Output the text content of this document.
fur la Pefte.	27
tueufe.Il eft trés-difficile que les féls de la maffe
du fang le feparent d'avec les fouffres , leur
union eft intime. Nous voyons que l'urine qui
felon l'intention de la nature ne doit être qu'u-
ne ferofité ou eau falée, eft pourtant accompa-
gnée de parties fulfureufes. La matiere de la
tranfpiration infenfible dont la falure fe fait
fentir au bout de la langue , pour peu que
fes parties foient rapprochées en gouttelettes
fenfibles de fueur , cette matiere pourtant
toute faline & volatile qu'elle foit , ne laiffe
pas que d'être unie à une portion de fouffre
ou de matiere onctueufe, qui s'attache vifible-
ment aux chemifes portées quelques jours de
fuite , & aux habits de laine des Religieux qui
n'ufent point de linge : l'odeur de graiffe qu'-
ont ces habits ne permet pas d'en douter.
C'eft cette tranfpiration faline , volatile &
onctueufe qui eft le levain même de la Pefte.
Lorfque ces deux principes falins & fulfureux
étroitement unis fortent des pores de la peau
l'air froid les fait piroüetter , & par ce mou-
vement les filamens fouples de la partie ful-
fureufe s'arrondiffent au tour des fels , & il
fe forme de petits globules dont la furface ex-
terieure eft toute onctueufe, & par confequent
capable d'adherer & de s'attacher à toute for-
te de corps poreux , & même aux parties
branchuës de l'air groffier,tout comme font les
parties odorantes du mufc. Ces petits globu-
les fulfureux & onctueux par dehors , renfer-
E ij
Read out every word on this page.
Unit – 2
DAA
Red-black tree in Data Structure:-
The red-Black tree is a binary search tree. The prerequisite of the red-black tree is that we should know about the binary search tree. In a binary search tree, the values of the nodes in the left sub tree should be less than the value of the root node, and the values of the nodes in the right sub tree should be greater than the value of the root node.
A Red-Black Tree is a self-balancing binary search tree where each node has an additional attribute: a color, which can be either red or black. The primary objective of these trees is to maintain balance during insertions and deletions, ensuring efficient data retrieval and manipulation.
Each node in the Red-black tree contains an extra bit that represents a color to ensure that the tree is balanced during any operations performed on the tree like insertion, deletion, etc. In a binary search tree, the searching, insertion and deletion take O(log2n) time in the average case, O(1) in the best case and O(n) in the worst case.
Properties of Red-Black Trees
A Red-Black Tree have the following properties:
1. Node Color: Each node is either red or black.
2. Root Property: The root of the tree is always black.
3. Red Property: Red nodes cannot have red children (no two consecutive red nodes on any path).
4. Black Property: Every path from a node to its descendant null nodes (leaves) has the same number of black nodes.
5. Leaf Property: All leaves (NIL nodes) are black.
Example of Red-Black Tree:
....................
Objective:
Pick out the lines that include the word "root" and write them out.

Solution to the problem:
The red-Black tree is a binary search tree. The prerequisite of the red-black tree is that we should know about the binary search tree. In a binary search tree, the values of the nodes in the left sub tree should be less than the value of the root node, and the values of the nodes in the right sub tree should be greater than the value of the root node.
2. Root Property: The root of the tree is always black.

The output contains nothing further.